▸ STATED PROBLEM
Gather, from the data below, each line in which the word "Score" occurs.
-- start of DATA SUPPLIED --
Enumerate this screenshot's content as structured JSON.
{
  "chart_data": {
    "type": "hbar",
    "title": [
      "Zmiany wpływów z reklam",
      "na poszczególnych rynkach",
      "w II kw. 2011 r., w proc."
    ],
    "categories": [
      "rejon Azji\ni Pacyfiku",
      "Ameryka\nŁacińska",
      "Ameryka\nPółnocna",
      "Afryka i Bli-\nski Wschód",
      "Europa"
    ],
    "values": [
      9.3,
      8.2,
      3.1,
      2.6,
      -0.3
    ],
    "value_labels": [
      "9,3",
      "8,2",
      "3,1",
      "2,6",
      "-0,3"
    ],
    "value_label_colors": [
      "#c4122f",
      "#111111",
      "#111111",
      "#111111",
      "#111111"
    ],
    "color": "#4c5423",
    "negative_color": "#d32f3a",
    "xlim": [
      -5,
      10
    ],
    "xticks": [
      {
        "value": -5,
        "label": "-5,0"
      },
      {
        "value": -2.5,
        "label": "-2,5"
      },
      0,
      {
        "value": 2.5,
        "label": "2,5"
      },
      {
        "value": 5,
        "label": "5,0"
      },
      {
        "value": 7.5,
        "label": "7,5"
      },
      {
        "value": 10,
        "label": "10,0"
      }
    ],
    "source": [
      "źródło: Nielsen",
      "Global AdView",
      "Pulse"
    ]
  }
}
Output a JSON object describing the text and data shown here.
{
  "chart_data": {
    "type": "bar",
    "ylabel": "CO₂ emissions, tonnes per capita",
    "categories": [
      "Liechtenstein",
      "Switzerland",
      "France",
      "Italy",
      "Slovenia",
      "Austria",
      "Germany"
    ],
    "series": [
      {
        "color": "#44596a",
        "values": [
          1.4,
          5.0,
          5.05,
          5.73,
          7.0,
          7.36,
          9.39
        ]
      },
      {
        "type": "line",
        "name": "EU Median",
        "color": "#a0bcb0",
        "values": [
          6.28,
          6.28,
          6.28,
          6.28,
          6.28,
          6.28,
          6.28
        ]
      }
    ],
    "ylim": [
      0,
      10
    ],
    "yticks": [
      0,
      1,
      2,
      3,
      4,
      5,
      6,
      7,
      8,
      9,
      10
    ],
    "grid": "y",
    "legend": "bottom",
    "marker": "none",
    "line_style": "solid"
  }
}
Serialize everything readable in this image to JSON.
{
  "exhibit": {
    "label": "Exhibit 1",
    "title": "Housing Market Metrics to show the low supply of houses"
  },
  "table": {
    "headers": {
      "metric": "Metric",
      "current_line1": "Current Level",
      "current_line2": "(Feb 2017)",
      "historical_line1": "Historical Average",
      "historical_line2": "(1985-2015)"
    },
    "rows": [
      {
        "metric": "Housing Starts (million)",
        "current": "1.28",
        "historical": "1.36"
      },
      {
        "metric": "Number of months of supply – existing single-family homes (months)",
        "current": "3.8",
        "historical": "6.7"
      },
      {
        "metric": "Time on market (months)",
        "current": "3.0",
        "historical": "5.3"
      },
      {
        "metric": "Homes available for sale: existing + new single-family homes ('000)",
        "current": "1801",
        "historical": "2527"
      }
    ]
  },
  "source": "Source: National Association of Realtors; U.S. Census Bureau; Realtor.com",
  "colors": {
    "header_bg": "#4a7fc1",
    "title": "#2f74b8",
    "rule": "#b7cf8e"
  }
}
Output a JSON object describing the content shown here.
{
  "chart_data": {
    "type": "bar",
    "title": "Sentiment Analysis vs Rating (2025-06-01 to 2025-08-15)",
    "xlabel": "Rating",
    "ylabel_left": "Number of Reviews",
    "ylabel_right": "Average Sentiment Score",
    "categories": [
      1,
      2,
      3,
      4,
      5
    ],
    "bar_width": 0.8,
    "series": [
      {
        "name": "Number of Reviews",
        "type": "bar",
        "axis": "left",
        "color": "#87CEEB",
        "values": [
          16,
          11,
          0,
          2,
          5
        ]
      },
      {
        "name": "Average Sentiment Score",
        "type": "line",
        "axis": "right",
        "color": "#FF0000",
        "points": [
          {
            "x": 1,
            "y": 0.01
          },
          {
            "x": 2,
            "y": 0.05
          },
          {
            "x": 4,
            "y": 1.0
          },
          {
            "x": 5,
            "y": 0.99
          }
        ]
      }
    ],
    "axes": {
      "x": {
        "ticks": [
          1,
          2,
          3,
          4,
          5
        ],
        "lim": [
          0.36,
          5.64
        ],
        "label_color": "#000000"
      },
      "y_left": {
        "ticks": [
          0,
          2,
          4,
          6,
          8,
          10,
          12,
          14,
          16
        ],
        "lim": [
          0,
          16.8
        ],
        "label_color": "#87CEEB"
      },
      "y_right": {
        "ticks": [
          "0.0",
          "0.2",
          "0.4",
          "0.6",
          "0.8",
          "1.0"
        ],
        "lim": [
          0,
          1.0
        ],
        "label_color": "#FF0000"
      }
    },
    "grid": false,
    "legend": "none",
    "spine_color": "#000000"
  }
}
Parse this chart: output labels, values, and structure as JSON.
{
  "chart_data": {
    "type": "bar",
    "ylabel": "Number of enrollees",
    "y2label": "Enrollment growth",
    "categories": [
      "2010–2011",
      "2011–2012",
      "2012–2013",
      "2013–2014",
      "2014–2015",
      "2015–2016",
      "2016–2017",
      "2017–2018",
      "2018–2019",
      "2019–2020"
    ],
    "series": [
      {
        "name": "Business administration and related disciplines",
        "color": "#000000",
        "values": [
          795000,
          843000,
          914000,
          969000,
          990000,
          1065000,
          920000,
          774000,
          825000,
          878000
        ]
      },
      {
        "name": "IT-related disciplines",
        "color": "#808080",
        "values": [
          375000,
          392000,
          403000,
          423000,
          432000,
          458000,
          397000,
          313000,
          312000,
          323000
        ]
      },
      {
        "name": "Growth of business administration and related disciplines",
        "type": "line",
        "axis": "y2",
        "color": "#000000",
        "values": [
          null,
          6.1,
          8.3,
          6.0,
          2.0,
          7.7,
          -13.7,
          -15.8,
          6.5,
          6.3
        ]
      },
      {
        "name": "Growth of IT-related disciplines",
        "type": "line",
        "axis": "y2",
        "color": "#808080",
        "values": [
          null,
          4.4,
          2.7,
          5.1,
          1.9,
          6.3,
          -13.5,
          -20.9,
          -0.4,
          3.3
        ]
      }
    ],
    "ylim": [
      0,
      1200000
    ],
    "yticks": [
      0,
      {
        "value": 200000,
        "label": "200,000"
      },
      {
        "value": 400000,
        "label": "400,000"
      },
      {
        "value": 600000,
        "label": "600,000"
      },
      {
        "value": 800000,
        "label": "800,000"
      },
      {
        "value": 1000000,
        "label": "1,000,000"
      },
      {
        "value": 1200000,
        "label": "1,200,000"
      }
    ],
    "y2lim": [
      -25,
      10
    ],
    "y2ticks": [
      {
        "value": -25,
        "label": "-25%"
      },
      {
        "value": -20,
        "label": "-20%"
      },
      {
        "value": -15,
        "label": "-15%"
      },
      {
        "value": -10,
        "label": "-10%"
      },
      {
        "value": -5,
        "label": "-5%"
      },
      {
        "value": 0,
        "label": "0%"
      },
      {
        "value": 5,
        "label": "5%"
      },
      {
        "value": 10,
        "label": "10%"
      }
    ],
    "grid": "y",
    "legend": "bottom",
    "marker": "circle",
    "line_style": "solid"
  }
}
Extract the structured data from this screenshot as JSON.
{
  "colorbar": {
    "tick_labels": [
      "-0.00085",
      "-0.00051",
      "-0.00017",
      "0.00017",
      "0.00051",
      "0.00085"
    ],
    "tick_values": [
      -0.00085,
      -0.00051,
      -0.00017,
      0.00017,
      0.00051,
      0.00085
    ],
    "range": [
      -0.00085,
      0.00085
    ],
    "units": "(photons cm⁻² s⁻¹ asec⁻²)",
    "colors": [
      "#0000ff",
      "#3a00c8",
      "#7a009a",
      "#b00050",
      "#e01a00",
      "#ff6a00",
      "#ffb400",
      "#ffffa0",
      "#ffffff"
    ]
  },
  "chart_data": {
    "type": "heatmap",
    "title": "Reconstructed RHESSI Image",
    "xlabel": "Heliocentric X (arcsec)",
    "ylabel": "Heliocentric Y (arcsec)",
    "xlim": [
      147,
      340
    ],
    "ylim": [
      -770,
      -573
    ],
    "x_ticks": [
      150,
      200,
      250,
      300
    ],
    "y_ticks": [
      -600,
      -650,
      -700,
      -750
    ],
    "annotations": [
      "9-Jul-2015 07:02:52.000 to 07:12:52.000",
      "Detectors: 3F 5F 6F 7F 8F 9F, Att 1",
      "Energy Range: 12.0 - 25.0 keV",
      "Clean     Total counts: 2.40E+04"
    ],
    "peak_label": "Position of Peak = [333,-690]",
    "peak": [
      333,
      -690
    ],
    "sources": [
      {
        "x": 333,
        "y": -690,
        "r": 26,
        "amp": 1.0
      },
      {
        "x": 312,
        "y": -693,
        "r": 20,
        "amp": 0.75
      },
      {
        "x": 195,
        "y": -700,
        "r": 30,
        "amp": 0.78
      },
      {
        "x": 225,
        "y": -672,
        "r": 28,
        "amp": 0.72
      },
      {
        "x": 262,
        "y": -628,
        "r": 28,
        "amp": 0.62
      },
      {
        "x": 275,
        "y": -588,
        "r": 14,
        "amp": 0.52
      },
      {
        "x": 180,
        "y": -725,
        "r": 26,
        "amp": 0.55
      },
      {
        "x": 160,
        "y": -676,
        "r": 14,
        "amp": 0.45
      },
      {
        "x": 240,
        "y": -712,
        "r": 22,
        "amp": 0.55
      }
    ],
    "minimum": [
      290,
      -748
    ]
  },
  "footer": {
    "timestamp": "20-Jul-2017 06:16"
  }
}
-- end of DATA SUPPLIED --
▸ SOLUTION TO THIS EXERCISE
    "ylabel_right": "Average Sentiment Score",
        "name": "Average Sentiment Score",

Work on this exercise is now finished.